REQUEST: Gather, from the listing beneath this task, every line holding the string "ylabel".

TASK INPUTS:
╭──

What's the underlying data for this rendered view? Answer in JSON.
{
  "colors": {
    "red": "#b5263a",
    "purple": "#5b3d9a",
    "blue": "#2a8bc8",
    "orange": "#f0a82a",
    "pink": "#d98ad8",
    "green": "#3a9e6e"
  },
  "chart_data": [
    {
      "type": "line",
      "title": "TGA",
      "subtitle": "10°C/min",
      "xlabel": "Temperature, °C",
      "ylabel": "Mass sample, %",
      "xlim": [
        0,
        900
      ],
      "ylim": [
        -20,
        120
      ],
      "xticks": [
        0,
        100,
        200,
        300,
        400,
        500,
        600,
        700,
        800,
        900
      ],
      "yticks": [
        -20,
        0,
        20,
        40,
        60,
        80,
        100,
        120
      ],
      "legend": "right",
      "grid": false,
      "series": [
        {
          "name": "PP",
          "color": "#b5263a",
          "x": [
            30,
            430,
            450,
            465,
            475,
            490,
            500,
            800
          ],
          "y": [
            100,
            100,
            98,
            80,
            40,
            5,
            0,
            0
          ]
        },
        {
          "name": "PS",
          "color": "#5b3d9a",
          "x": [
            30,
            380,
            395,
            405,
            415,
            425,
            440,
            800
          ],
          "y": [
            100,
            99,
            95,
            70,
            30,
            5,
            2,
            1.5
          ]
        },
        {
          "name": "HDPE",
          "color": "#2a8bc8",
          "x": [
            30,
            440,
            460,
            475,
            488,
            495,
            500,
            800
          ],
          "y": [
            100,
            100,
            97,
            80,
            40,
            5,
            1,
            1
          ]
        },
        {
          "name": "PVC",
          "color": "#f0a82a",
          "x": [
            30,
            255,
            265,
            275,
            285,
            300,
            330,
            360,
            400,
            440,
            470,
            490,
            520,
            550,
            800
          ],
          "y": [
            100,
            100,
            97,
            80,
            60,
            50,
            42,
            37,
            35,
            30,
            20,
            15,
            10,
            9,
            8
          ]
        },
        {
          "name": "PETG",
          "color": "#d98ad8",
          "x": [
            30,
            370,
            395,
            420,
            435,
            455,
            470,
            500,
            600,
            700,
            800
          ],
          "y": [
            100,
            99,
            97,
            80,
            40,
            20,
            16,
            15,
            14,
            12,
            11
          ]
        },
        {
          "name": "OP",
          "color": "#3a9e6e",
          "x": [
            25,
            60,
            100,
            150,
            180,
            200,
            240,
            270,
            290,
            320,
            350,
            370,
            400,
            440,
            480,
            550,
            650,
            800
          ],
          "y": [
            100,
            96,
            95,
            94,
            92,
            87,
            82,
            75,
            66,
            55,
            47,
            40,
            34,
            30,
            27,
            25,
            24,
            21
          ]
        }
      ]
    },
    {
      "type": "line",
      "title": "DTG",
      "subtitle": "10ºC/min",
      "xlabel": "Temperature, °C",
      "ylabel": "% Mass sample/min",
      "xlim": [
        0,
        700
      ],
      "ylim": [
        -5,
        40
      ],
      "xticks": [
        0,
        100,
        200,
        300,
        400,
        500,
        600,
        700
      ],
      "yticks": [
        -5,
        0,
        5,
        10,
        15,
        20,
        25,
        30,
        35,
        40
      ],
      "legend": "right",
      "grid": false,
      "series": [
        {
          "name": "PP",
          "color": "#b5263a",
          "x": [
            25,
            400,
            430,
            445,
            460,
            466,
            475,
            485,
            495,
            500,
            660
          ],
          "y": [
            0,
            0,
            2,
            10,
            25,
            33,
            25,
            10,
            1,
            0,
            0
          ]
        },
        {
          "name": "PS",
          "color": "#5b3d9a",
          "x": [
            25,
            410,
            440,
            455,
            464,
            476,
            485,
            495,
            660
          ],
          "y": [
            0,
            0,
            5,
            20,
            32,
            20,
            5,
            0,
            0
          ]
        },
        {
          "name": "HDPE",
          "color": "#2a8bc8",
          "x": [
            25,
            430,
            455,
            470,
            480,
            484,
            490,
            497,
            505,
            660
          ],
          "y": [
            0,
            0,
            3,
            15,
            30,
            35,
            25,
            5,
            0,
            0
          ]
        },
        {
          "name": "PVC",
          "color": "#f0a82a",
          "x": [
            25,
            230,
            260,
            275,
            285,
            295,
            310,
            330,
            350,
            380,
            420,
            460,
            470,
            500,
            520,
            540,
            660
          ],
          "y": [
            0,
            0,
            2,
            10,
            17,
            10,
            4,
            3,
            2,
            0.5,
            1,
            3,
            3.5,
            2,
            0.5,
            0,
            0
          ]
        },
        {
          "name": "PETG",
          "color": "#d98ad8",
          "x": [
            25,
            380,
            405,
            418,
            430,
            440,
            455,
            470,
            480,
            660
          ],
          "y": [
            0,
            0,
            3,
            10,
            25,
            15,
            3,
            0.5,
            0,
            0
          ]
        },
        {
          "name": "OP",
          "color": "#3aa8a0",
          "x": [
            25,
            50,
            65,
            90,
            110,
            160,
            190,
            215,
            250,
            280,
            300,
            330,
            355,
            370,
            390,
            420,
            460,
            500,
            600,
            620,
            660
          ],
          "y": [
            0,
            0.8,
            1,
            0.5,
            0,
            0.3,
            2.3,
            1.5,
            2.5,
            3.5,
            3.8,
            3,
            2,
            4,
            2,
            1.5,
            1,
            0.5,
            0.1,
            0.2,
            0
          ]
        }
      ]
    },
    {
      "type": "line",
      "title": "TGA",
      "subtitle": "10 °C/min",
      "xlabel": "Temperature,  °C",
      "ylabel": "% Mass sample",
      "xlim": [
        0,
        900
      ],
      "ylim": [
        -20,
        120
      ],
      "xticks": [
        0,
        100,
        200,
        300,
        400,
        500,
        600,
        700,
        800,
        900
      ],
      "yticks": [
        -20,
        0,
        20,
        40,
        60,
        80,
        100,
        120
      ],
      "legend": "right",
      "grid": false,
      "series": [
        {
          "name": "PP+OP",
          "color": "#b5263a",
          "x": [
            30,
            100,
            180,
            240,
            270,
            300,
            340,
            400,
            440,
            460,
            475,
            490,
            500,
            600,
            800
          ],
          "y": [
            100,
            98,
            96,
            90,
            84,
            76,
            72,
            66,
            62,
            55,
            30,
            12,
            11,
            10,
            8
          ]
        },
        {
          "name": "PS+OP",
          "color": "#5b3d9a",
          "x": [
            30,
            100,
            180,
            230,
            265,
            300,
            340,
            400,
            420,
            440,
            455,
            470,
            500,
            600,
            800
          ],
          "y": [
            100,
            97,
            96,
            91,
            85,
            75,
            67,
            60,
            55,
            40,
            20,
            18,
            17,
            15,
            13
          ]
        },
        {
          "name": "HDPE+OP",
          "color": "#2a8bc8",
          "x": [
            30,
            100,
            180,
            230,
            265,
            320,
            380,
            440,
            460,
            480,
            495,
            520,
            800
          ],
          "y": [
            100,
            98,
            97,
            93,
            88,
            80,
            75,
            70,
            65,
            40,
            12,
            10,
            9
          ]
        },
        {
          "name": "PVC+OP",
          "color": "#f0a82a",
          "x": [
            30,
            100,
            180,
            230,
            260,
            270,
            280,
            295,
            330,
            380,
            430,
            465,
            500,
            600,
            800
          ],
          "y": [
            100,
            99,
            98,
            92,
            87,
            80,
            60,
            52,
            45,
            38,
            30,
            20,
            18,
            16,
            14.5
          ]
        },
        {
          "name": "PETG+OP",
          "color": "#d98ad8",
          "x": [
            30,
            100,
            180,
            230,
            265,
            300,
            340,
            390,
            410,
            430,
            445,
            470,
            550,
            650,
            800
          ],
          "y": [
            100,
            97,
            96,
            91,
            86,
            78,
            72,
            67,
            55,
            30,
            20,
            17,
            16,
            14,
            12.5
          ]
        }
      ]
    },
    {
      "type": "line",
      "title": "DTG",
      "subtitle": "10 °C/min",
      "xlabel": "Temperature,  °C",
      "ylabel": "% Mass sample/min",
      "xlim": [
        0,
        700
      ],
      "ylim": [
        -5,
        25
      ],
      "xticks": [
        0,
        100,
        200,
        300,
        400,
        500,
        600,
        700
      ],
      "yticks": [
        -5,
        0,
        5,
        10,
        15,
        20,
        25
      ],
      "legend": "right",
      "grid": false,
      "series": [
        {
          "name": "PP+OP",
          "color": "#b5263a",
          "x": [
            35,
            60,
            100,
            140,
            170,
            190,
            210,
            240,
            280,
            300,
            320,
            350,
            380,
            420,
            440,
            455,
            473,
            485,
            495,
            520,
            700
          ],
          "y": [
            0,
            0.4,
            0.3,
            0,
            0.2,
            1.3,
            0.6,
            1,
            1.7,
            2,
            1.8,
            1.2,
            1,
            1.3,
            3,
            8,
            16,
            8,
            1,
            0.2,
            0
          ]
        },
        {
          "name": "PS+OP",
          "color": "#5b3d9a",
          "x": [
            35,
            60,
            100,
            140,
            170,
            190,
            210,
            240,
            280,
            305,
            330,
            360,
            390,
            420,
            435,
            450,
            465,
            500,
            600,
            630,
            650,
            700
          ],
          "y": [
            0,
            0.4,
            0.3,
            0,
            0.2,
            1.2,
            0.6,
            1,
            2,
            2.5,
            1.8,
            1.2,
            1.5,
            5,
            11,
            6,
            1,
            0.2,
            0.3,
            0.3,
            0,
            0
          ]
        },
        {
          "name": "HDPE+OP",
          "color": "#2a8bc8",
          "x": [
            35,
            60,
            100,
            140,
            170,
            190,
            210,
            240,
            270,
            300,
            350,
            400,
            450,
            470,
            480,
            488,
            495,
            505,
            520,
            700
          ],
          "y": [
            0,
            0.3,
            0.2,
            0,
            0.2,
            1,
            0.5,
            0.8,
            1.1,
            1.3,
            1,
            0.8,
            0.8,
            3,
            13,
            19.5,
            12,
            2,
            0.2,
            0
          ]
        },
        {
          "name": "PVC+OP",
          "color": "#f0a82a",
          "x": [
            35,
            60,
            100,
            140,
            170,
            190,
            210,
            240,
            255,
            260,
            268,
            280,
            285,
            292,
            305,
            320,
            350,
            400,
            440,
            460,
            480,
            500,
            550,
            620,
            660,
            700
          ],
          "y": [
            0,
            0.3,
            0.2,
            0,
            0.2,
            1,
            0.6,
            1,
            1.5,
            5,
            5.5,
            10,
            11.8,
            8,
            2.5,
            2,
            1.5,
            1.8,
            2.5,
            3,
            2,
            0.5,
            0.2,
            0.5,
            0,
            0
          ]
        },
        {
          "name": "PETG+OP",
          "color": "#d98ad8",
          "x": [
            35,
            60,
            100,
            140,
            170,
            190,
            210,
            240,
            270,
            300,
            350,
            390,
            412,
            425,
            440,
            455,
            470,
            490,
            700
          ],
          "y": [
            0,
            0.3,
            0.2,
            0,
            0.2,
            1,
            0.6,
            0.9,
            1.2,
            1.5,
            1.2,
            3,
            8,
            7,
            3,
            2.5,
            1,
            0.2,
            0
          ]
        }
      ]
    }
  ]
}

╰──

OUTPUT BELOW:
      "ylabel": "Mass sample, %",
      "ylabel": "% Mass sample/min",
      "ylabel": "% Mass sample",
      "ylabel": "% Mass sample/min",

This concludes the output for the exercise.